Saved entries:
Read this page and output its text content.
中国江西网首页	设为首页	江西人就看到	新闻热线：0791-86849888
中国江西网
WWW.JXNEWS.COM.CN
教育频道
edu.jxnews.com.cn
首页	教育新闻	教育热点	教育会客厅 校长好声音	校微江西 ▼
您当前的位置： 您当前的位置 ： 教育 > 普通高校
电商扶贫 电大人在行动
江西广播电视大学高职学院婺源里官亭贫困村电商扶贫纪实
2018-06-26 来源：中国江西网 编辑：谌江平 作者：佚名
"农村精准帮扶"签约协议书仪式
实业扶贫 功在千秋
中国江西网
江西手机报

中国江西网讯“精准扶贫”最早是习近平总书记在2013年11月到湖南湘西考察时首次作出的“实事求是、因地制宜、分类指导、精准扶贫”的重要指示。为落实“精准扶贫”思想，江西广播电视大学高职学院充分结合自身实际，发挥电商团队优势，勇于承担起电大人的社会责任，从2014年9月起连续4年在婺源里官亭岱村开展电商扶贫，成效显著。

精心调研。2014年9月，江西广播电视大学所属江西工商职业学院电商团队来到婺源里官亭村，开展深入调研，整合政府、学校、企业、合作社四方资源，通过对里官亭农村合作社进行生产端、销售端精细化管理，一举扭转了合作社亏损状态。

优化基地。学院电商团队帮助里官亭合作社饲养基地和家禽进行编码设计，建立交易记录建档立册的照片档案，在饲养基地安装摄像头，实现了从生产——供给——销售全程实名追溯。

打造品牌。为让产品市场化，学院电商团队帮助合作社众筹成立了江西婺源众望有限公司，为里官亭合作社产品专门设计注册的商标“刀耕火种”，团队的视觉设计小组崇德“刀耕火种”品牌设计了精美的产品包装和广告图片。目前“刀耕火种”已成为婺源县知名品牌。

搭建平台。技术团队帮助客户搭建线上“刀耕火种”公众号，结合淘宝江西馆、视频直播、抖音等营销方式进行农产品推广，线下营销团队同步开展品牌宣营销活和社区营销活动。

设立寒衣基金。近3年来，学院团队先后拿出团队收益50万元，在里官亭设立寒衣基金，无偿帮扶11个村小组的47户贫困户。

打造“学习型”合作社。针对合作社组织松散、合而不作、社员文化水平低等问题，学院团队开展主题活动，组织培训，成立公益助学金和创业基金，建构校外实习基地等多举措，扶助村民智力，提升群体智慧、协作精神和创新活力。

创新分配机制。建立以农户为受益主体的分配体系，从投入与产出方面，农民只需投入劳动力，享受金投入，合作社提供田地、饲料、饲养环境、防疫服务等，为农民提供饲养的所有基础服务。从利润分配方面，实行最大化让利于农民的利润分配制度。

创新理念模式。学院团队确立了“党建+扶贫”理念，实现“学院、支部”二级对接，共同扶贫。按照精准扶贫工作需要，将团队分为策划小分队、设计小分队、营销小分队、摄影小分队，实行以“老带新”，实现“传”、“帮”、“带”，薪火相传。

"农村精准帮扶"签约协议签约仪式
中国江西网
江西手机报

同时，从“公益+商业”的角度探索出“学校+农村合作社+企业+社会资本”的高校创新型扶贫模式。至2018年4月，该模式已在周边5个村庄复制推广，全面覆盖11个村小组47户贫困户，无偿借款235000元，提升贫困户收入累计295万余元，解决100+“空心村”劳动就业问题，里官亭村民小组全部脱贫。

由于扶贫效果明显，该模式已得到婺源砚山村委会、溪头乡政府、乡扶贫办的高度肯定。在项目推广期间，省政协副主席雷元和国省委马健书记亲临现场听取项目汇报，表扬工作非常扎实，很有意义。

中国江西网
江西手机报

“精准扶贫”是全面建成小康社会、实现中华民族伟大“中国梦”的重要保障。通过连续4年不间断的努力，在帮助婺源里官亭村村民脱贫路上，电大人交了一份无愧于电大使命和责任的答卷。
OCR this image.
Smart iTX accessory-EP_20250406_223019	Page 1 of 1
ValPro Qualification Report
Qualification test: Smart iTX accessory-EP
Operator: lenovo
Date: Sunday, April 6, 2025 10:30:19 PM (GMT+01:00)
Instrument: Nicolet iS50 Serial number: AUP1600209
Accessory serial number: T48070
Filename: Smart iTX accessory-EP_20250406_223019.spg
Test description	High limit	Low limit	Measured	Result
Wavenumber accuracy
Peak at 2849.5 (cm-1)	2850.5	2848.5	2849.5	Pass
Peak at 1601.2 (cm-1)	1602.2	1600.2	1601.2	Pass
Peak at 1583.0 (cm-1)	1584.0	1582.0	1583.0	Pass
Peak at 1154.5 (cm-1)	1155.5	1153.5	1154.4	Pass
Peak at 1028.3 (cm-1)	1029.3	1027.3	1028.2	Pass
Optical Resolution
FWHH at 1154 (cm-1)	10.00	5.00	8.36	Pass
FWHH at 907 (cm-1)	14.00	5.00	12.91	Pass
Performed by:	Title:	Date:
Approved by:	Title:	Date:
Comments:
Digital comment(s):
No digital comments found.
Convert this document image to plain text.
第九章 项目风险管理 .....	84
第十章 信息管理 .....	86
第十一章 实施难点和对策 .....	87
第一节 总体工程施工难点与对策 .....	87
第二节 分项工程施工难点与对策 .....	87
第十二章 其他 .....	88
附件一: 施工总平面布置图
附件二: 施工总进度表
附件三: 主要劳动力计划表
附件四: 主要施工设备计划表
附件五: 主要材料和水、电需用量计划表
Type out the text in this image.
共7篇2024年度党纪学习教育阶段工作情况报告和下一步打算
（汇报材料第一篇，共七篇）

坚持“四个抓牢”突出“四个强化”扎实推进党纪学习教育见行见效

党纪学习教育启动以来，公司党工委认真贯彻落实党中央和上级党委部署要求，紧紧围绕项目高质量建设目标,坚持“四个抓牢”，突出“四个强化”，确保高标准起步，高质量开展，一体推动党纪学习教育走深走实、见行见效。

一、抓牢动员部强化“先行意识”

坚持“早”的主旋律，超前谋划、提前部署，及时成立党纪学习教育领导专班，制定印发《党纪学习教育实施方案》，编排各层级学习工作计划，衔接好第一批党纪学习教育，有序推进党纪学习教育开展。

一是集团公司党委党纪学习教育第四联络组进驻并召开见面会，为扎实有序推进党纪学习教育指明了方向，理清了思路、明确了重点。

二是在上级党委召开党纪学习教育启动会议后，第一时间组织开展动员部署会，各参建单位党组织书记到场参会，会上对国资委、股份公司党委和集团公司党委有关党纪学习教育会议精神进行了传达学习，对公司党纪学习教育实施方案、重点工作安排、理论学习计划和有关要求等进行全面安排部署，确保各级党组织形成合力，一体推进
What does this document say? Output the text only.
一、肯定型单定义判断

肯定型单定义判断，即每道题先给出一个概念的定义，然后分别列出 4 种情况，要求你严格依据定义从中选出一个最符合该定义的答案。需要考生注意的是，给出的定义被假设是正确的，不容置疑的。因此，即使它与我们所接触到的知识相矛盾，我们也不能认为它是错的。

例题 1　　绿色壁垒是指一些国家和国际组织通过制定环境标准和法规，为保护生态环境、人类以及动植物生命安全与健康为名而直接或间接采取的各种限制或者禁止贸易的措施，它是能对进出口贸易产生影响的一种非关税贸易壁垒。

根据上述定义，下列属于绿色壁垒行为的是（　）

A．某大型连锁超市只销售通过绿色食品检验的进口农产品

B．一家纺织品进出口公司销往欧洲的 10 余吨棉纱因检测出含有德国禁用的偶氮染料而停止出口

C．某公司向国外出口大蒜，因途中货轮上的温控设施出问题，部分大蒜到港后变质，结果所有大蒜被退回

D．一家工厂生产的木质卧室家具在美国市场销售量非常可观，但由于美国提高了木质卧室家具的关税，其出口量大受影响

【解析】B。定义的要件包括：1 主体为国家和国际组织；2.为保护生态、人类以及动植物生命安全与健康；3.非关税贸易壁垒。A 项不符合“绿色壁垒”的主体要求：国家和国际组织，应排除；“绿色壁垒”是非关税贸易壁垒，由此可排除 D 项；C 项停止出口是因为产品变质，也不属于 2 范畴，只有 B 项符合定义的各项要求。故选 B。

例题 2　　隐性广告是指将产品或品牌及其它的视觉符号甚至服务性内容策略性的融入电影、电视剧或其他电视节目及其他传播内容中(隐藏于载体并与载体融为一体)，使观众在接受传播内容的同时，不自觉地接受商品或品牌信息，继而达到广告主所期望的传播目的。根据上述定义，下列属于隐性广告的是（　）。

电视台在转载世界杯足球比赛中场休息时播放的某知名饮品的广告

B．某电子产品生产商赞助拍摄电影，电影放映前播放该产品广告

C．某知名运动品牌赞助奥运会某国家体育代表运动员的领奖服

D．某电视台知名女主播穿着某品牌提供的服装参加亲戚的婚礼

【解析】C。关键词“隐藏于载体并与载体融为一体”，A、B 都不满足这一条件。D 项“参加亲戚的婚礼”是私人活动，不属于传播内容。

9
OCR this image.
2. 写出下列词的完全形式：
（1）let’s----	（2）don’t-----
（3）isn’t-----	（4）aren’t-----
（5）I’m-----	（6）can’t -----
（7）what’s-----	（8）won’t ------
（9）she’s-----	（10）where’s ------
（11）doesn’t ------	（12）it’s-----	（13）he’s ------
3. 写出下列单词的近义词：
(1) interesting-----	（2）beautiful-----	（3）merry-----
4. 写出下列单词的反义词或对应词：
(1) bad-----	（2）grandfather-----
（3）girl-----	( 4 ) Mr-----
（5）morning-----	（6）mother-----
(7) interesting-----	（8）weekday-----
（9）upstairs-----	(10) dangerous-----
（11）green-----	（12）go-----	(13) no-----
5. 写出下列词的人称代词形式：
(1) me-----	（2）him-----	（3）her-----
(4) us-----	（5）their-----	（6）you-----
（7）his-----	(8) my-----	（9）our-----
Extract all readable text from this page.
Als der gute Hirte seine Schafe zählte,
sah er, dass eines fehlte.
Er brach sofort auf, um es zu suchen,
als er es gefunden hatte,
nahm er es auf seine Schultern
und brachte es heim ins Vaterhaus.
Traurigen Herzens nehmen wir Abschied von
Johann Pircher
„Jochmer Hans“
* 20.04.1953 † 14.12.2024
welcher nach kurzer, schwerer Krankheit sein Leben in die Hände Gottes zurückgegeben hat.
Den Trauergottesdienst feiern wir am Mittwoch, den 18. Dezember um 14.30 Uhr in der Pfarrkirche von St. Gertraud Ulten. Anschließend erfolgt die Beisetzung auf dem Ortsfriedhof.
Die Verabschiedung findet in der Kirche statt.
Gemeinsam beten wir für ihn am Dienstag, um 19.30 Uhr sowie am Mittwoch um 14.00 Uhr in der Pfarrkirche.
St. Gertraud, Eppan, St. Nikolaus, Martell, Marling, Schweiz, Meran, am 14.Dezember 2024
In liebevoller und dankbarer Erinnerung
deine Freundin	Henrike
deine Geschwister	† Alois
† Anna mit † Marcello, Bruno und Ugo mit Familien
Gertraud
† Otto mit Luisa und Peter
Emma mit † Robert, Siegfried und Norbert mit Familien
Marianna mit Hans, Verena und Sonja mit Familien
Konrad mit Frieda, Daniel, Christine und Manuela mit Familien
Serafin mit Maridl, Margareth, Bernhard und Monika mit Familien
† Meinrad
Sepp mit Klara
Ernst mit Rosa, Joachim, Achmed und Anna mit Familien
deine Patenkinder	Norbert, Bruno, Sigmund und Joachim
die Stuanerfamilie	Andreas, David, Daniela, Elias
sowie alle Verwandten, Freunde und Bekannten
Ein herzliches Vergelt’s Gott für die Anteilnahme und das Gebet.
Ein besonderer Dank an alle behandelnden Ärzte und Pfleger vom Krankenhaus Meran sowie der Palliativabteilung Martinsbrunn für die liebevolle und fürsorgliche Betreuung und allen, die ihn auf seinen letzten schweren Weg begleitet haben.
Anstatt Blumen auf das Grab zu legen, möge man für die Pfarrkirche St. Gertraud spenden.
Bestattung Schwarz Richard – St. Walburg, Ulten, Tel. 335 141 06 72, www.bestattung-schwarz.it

**WHAT YOU HAVE TO DO:**
Using the entries above, return each line in which the word "Pass" occurs.

**EXERCISE SOLUTION:**
Peak at 2849.5 (cm-1)	2850.5	2848.5	2849.5	Pass
Peak at 1601.2 (cm-1)	1602.2	1600.2	1601.2	Pass
Peak at 1583.0 (cm-1)	1584.0	1582.0	1583.0	Pass
Peak at 1154.5 (cm-1)	1155.5	1153.5	1154.4	Pass
Peak at 1028.3 (cm-1)	1029.3	1027.3	1028.2	Pass
FWHH at 1154 (cm-1)	10.00	5.00	8.36	Pass
FWHH at 907 (cm-1)	14.00	5.00	12.91	Pass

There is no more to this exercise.